## Your goal
Each line that holds the word "name" should be returned.

## Records supplied
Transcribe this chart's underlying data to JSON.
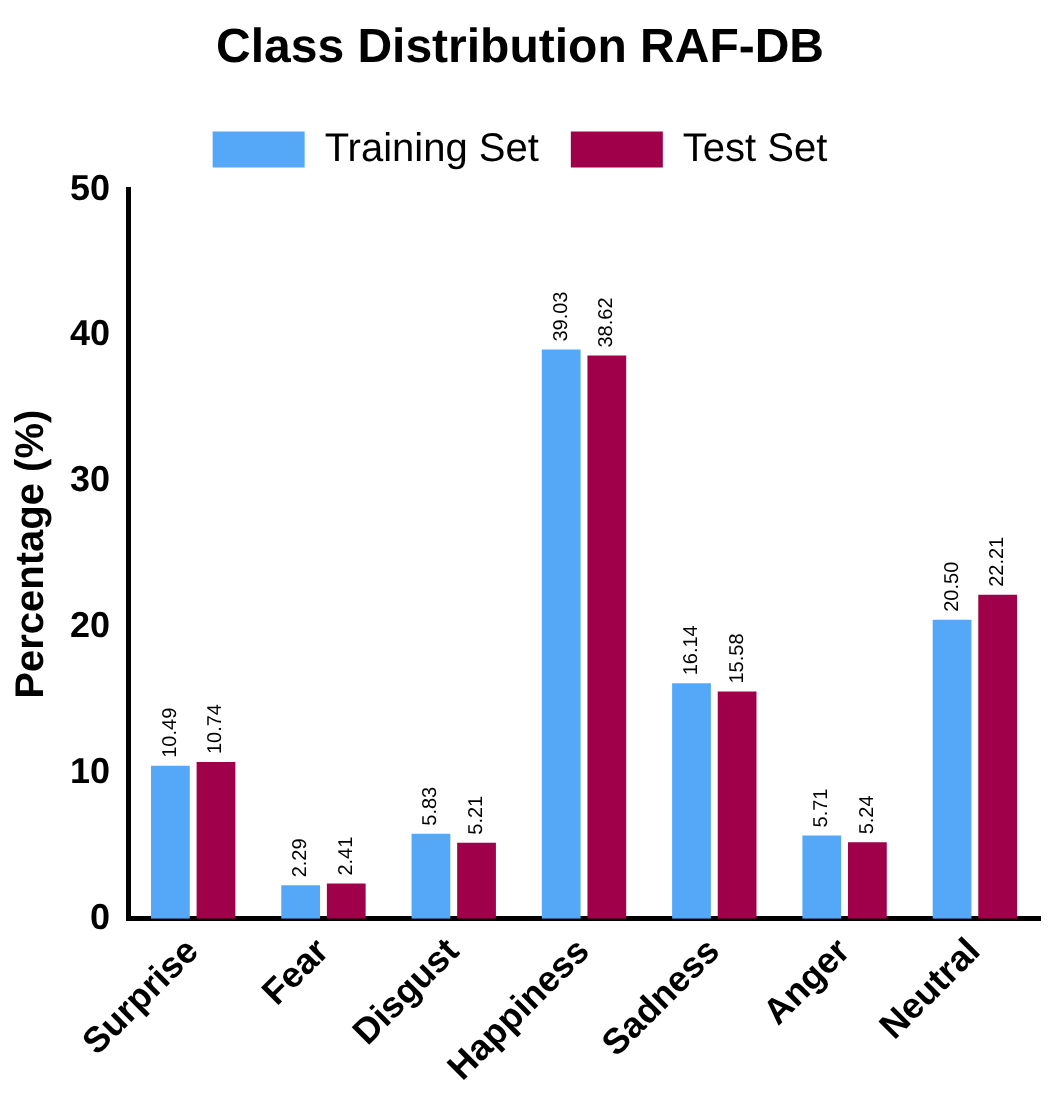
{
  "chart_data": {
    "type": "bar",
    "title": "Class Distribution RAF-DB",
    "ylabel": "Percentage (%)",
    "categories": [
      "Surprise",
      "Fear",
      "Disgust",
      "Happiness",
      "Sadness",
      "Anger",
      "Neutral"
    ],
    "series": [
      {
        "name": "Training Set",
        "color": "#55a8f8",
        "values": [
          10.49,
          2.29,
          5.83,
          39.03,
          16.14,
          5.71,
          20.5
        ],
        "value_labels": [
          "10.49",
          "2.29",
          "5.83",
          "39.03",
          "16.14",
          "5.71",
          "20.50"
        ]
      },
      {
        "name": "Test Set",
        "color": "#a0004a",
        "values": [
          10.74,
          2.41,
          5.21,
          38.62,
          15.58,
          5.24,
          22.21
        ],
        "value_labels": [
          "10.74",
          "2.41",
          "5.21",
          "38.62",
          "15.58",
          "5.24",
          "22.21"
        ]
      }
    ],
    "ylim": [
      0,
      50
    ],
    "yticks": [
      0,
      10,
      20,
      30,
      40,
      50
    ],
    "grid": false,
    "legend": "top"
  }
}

---

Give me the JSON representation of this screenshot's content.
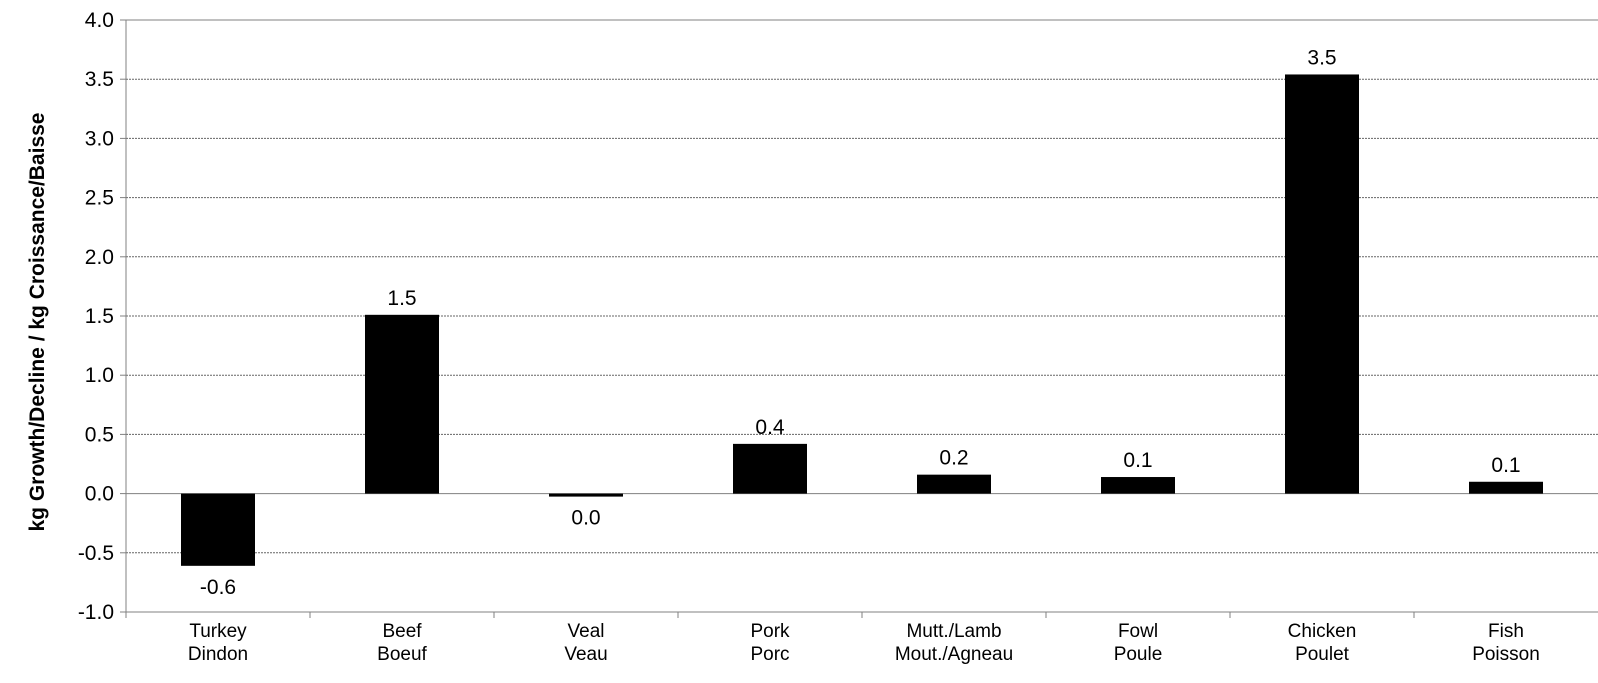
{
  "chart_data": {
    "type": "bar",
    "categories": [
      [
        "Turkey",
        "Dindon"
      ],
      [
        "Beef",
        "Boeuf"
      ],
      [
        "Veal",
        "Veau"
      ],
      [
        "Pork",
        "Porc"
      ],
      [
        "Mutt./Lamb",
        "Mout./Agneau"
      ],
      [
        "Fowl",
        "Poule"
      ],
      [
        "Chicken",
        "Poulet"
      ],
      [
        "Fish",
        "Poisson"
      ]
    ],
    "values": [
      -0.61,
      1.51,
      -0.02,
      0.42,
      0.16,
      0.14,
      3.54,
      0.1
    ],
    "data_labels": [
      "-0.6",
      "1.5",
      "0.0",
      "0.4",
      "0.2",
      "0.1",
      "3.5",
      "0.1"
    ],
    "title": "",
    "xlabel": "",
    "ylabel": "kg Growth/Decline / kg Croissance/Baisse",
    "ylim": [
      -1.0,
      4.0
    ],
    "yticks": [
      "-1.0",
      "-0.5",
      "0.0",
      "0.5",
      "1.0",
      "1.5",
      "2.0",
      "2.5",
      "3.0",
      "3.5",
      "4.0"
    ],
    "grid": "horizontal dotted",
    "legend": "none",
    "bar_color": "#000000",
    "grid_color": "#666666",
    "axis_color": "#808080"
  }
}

---

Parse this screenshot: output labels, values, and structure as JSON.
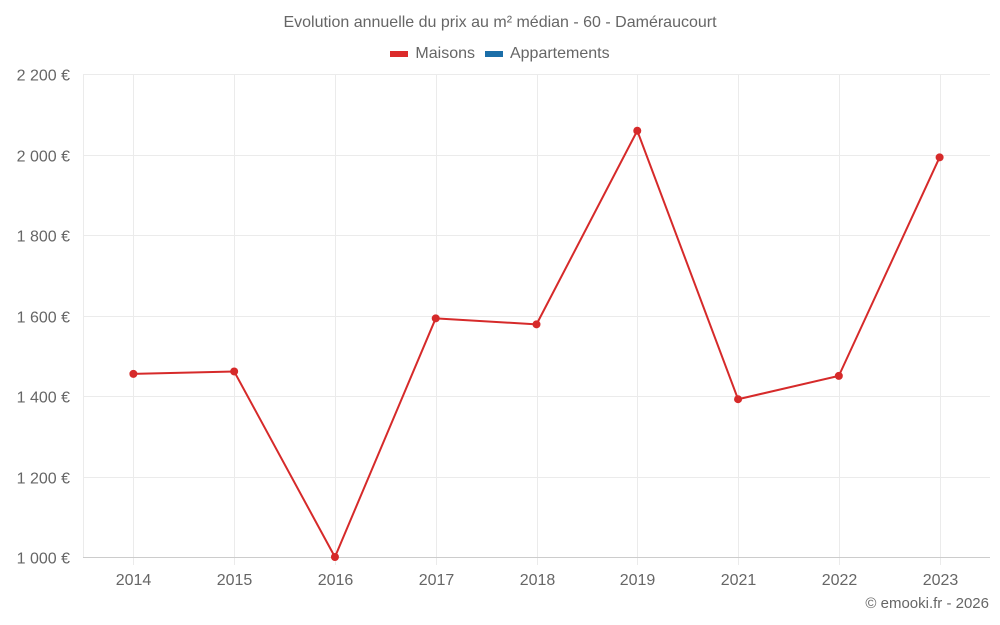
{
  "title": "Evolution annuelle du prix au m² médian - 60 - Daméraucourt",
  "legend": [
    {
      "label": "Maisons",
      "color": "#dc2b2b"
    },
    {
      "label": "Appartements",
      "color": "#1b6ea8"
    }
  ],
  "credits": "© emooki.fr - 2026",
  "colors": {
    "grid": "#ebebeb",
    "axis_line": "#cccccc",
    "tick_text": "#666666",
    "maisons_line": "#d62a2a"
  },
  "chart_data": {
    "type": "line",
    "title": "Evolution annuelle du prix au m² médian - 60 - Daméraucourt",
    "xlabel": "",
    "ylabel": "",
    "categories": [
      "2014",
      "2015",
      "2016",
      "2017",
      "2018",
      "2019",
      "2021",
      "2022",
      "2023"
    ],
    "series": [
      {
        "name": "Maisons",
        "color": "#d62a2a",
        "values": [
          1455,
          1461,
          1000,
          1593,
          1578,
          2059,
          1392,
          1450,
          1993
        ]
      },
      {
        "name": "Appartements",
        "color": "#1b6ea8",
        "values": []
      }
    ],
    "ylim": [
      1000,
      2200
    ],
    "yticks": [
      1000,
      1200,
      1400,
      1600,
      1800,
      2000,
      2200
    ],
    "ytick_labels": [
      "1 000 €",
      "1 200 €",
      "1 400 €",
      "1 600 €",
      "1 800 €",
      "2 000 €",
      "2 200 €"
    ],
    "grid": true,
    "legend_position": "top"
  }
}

## Expected output
        "name": "Training Set",
        "name": "Test Set",
        "name": "Maisons",
        "name": "Appartements",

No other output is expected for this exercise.